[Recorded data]
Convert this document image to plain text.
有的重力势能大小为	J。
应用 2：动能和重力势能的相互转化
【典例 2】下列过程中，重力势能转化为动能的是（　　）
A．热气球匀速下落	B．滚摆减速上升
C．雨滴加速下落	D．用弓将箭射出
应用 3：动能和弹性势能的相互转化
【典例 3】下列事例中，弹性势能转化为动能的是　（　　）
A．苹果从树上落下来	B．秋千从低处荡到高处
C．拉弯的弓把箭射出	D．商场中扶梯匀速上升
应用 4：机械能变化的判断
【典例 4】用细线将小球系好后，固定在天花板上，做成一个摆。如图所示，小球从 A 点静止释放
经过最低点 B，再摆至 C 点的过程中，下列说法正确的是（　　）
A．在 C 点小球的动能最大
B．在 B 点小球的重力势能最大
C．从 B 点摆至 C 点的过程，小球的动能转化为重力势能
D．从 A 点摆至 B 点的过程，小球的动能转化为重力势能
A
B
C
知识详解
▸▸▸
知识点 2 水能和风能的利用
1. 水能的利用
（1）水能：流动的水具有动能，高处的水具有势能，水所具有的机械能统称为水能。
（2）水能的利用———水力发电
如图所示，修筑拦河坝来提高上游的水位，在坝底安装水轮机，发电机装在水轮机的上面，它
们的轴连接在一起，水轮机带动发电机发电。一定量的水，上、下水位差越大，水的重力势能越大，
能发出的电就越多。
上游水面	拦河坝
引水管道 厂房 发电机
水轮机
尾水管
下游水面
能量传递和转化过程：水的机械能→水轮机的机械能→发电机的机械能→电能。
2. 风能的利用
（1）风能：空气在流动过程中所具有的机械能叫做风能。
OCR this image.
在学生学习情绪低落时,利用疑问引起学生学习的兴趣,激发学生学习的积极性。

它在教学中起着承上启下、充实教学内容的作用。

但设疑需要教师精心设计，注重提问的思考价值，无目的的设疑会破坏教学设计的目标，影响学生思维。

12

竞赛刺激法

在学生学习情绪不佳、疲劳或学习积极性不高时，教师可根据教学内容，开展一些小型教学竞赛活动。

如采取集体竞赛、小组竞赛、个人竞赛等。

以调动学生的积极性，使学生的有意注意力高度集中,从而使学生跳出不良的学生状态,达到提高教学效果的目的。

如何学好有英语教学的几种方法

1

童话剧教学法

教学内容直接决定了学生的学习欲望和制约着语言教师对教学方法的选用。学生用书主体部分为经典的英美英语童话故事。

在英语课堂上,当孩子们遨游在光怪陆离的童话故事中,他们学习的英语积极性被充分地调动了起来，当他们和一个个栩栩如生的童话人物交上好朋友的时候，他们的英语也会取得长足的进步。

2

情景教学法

• [WHAT TO DO]: Go back to the listing above and please repeat it exactly.

• [ANSWER TO THE PROBLEM]:
Convert this document image to plain text.
有的重力势能大小为	J。
应用 2：动能和重力势能的相互转化
【典例 2】下列过程中，重力势能转化为动能的是（　　）
A．热气球匀速下落	B．滚摆减速上升
C．雨滴加速下落	D．用弓将箭射出
应用 3：动能和弹性势能的相互转化
【典例 3】下列事例中，弹性势能转化为动能的是　（　　）
A．苹果从树上落下来	B．秋千从低处荡到高处
C．拉弯的弓把箭射出	D．商场中扶梯匀速上升
应用 4：机械能变化的判断
【典例 4】用细线将小球系好后，固定在天花板上，做成一个摆。如图所示，小球从 A 点静止释放
经过最低点 B，再摆至 C 点的过程中，下列说法正确的是（　　）
A．在 C 点小球的动能最大
B．在 B 点小球的重力势能最大
C．从 B 点摆至 C 点的过程，小球的动能转化为重力势能
D．从 A 点摆至 B 点的过程，小球的动能转化为重力势能
A
B
C
知识详解
▸▸▸
知识点 2 水能和风能的利用
1. 水能的利用
（1）水能：流动的水具有动能，高处的水具有势能，水所具有的机械能统称为水能。
（2）水能的利用———水力发电
如图所示，修筑拦河坝来提高上游的水位，在坝底安装水轮机，发电机装在水轮机的上面，它
们的轴连接在一起，水轮机带动发电机发电。一定量的水，上、下水位差越大，水的重力势能越大，
能发出的电就越多。
上游水面	拦河坝
引水管道 厂房 发电机
水轮机
尾水管
下游水面
能量传递和转化过程：水的机械能→水轮机的机械能→发电机的机械能→电能。
2. 风能的利用
（1）风能：空气在流动过程中所具有的机械能叫做风能。
OCR this image.
在学生学习情绪低落时,利用疑问引起学生学习的兴趣,激发学生学习的积极性。

它在教学中起着承上启下、充实教学内容的作用。

但设疑需要教师精心设计，注重提问的思考价值，无目的的设疑会破坏教学设计的目标，影响学生思维。

12

竞赛刺激法

在学生学习情绪不佳、疲劳或学习积极性不高时，教师可根据教学内容，开展一些小型教学竞赛活动。

如采取集体竞赛、小组竞赛、个人竞赛等。

以调动学生的积极性，使学生的有意注意力高度集中,从而使学生跳出不良的学生状态,达到提高教学效果的目的。

如何学好有英语教学的几种方法

1

童话剧教学法

教学内容直接决定了学生的学习欲望和制约着语言教师对教学方法的选用。学生用书主体部分为经典的英美英语童话故事。

在英语课堂上,当孩子们遨游在光怪陆离的童话故事中,他们学习的英语积极性被充分地调动了起来，当他们和一个个栩栩如生的童话人物交上好朋友的时候，他们的英语也会取得长足的进步。

2

情景教学法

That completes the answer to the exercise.